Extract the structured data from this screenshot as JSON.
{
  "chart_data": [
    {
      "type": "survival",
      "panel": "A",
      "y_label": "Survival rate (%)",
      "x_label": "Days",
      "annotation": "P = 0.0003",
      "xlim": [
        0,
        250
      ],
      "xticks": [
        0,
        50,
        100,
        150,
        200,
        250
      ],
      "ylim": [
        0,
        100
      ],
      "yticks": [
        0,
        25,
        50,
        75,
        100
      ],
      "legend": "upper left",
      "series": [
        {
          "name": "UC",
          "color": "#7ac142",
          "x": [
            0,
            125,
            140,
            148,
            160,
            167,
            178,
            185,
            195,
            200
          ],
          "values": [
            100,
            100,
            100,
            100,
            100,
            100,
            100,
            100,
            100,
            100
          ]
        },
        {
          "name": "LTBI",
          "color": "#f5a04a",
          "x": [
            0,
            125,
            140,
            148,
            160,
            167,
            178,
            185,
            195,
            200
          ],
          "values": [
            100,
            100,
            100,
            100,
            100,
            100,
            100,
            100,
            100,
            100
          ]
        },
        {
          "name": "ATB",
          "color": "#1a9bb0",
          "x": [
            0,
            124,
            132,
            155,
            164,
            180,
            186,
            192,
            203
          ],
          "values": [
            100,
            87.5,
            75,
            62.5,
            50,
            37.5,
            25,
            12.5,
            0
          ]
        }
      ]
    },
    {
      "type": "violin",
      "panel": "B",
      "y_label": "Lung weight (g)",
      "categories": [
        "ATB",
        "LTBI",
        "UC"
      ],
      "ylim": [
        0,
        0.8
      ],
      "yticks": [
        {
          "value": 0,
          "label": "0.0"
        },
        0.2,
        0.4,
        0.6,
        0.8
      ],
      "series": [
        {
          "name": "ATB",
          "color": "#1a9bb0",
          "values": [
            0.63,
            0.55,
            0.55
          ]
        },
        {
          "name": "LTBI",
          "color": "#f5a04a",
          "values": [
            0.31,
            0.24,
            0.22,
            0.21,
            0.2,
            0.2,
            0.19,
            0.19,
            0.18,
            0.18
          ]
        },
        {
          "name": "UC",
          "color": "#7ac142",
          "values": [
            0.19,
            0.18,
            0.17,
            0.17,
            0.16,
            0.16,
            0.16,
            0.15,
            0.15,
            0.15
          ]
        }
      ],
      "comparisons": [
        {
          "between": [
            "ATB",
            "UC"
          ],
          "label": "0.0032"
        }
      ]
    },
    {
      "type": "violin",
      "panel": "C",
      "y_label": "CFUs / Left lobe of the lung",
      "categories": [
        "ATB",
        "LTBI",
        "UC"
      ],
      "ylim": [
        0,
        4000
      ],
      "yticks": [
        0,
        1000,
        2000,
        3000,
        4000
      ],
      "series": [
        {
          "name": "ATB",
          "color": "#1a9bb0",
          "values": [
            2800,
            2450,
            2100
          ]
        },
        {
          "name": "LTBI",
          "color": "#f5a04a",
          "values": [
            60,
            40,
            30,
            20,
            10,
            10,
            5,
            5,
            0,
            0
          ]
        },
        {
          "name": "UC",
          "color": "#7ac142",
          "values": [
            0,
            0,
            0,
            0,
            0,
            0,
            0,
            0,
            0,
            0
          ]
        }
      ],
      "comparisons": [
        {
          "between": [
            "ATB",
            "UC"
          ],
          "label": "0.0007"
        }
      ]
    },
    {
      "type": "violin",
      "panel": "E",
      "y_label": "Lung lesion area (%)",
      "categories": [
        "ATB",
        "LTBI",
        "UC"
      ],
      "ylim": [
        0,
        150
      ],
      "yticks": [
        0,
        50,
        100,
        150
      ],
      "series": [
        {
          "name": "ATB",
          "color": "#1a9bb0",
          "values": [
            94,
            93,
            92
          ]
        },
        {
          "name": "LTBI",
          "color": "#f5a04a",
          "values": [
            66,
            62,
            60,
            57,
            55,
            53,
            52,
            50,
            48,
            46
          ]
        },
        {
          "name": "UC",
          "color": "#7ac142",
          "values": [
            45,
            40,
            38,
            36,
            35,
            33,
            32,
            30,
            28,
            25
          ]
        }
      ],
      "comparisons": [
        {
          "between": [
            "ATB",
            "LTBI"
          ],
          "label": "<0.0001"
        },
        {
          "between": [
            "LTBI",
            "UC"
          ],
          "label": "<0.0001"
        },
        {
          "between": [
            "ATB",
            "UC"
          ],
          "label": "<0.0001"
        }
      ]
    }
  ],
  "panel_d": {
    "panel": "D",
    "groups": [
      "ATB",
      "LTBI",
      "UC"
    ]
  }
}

SET EXERCISE —
All of the data above should be transcribed exactly.

EXERCISE RESPONSE —
Extract the structured data from this screenshot as JSON.
{
  "chart_data": [
    {
      "type": "survival",
      "panel": "A",
      "y_label": "Survival rate (%)",
      "x_label": "Days",
      "annotation": "P = 0.0003",
      "xlim": [
        0,
        250
      ],
      "xticks": [
        0,
        50,
        100,
        150,
        200,
        250
      ],
      "ylim": [
        0,
        100
      ],
      "yticks": [
        0,
        25,
        50,
        75,
        100
      ],
      "legend": "upper left",
      "series": [
        {
          "name": "UC",
          "color": "#7ac142",
          "x": [
            0,
            125,
            140,
            148,
            160,
            167,
            178,
            185,
            195,
            200
          ],
          "values": [
            100,
            100,
            100,
            100,
            100,
            100,
            100,
            100,
            100,
            100
          ]
        },
        {
          "name": "LTBI",
          "color": "#f5a04a",
          "x": [
            0,
            125,
            140,
            148,
            160,
            167,
            178,
            185,
            195,
            200
          ],
          "values": [
            100,
            100,
            100,
            100,
            100,
            100,
            100,
            100,
            100,
            100
          ]
        },
        {
          "name": "ATB",
          "color": "#1a9bb0",
          "x": [
            0,
            124,
            132,
            155,
            164,
            180,
            186,
            192,
            203
          ],
          "values": [
            100,
            87.5,
            75,
            62.5,
            50,
            37.5,
            25,
            12.5,
            0
          ]
        }
      ]
    },
    {
      "type": "violin",
      "panel": "B",
      "y_label": "Lung weight (g)",
      "categories": [
        "ATB",
        "LTBI",
        "UC"
      ],
      "ylim": [
        0,
        0.8
      ],
      "yticks": [
        {
          "value": 0,
          "label": "0.0"
        },
        0.2,
        0.4,
        0.6,
        0.8
      ],
      "series": [
        {
          "name": "ATB",
          "color": "#1a9bb0",
          "values": [
            0.63,
            0.55,
            0.55
          ]
        },
        {
          "name": "LTBI",
          "color": "#f5a04a",
          "values": [
            0.31,
            0.24,
            0.22,
            0.21,
            0.2,
            0.2,
            0.19,
            0.19,
            0.18,
            0.18
          ]
        },
        {
          "name": "UC",
          "color": "#7ac142",
          "values": [
            0.19,
            0.18,
            0.17,
            0.17,
            0.16,
            0.16,
            0.16,
            0.15,
            0.15,
            0.15
          ]
        }
      ],
      "comparisons": [
        {
          "between": [
            "ATB",
            "UC"
          ],
          "label": "0.0032"
        }
      ]
    },
    {
      "type": "violin",
      "panel": "C",
      "y_label": "CFUs / Left lobe of the lung",
      "categories": [
        "ATB",
        "LTBI",
        "UC"
      ],
      "ylim": [
        0,
        4000
      ],
      "yticks": [
        0,
        1000,
        2000,
        3000,
        4000
      ],
      "series": [
        {
          "name": "ATB",
          "color": "#1a9bb0",
          "values": [
            2800,
            2450,
            2100
          ]
        },
        {
          "name": "LTBI",
          "color": "#f5a04a",
          "values": [
            60,
            40,
            30,
            20,
            10,
            10,
            5,
            5,
            0,
            0
          ]
        },
        {
          "name": "UC",
          "color": "#7ac142",
          "values": [
            0,
            0,
            0,
            0,
            0,
            0,
            0,
            0,
            0,
            0
          ]
        }
      ],
      "comparisons": [
        {
          "between": [
            "ATB",
            "UC"
          ],
          "label": "0.0007"
        }
      ]
    },
    {
      "type": "violin",
      "panel": "E",
      "y_label": "Lung lesion area (%)",
      "categories": [
        "ATB",
        "LTBI",
        "UC"
      ],
      "ylim": [
        0,
        150
      ],
      "yticks": [
        0,
        50,
        100,
        150
      ],
      "series": [
        {
          "name": "ATB",
          "color": "#1a9bb0",
          "values": [
            94,
            93,
            92
          ]
        },
        {
          "name": "LTBI",
          "color": "#f5a04a",
          "values": [
            66,
            62,
            60,
            57,
            55,
            53,
            52,
            50,
            48,
            46
          ]
        },
        {
          "name": "UC",
          "color": "#7ac142",
          "values": [
            45,
            40,
            38,
            36,
            35,
            33,
            32,
            30,
            28,
            25
          ]
        }
      ],
      "comparisons": [
        {
          "between": [
            "ATB",
            "LTBI"
          ],
          "label": "<0.0001"
        },
        {
          "between": [
            "LTBI",
            "UC"
          ],
          "label": "<0.0001"
        },
        {
          "between": [
            "ATB",
            "UC"
          ],
          "label": "<0.0001"
        }
      ]
    }
  ],
  "panel_d": {
    "panel": "D",
    "groups": [
      "ATB",
      "LTBI",
      "UC"
    ]
  }
}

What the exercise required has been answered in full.